Problem description: Read the entries below and pull out each line with the string "langs".

Data records:
* begin *
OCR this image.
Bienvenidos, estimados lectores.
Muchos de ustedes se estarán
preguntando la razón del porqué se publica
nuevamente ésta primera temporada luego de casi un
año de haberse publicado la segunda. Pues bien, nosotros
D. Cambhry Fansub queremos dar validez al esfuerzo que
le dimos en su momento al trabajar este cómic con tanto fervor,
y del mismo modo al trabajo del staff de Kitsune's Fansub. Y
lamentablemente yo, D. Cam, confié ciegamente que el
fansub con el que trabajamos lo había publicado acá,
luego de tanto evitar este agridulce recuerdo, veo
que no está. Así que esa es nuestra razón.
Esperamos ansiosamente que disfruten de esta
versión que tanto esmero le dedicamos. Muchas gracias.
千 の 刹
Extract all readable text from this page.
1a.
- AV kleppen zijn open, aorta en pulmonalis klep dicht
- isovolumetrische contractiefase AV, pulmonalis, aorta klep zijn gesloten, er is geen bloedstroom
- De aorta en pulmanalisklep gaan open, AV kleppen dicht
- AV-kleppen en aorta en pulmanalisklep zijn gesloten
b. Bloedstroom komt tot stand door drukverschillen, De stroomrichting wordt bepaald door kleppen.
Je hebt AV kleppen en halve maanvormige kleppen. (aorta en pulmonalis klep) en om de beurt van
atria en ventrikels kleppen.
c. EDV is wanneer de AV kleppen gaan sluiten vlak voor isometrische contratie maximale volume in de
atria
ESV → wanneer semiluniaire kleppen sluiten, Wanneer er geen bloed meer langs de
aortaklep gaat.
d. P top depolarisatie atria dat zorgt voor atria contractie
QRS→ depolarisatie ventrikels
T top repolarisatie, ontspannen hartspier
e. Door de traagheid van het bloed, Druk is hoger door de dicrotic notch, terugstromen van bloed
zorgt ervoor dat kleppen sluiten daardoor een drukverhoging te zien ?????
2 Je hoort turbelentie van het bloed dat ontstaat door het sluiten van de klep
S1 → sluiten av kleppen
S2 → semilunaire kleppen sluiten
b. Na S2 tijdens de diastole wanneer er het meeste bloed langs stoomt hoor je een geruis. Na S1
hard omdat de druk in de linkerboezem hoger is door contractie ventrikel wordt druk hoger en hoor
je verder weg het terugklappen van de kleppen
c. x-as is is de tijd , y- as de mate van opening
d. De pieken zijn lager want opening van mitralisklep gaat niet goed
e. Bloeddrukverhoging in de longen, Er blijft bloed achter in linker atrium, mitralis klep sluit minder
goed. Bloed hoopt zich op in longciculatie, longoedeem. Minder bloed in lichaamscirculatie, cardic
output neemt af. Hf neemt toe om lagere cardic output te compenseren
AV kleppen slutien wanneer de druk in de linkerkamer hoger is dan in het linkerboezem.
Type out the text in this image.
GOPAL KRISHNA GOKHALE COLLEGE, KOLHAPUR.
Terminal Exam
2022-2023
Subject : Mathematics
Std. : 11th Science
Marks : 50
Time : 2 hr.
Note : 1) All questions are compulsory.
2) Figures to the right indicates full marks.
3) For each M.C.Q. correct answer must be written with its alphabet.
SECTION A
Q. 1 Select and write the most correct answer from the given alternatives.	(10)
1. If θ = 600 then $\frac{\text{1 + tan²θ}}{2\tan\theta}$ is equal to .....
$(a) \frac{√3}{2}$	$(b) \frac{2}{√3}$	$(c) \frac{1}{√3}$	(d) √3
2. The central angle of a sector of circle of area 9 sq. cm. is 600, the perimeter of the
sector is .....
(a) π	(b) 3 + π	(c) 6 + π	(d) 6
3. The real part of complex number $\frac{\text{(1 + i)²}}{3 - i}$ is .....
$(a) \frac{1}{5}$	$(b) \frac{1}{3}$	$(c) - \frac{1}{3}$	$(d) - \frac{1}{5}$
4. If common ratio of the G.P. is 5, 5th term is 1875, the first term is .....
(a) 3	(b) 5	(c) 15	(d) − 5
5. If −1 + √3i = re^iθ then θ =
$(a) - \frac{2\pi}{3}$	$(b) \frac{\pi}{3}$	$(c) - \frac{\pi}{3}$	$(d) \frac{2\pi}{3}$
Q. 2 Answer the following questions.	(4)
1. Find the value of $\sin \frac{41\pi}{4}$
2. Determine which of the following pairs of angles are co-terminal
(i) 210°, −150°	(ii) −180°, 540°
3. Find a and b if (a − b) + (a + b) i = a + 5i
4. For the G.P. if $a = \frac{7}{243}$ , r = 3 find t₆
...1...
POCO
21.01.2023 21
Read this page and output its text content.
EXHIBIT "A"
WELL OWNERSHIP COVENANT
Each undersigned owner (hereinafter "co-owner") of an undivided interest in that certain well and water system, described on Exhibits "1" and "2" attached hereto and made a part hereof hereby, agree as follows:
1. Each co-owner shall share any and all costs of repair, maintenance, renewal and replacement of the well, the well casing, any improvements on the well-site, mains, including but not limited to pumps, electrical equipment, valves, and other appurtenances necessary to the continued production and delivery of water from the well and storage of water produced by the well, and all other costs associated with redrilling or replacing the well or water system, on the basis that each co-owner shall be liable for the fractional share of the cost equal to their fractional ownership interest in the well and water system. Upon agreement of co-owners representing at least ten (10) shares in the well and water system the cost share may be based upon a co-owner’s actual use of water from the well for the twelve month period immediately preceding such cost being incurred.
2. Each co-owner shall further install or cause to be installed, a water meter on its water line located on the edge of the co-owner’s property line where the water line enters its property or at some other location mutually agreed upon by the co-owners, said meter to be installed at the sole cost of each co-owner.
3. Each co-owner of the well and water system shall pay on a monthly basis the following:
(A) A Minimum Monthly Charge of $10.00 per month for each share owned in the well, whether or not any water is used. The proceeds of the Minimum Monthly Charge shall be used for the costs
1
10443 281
* end *
Output for this exercise:
ESV → wanneer semiluniaire kleppen sluiten, Wanneer er geen bloed meer langs de
b. Na S2 tijdens de diastole wanneer er het meeste bloed langs stoomt hoor je een geruis. Na S1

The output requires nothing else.